(Extracted records)
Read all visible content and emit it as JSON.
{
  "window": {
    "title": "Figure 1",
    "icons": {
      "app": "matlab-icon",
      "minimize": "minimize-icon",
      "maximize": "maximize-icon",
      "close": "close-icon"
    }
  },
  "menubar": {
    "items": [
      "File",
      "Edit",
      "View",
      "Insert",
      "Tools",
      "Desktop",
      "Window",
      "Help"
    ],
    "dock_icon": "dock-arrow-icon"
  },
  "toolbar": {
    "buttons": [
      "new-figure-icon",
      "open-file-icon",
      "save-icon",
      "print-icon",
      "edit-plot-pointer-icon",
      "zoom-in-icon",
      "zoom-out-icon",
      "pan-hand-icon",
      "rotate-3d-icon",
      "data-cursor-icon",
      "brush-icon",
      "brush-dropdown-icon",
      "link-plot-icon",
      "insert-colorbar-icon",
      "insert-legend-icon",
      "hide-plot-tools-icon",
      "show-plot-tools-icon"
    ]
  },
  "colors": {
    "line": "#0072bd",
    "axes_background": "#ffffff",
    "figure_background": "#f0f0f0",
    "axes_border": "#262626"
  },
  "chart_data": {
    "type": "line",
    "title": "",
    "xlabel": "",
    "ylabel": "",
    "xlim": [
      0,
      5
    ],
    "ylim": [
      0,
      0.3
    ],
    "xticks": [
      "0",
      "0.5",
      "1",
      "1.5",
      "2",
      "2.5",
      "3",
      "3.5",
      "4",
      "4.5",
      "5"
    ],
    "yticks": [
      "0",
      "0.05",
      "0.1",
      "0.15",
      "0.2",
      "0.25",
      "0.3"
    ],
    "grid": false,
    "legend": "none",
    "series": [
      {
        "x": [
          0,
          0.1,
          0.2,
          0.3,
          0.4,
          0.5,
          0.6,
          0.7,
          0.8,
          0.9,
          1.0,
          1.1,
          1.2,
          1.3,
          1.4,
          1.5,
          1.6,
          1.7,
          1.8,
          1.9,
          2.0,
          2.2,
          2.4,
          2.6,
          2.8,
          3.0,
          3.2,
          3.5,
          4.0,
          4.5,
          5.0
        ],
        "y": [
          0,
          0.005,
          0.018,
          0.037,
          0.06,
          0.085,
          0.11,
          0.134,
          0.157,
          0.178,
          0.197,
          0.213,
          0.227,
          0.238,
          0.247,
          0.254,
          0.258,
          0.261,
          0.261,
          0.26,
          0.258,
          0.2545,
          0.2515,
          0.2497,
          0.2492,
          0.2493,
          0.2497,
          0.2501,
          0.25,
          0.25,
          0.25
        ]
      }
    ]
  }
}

**Task directions:** From the listing above, copy every line that includes the word "plot".

**Answer below:**
      "edit-plot-pointer-icon",
      "link-plot-icon",
      "hide-plot-tools-icon",
      "show-plot-tools-icon"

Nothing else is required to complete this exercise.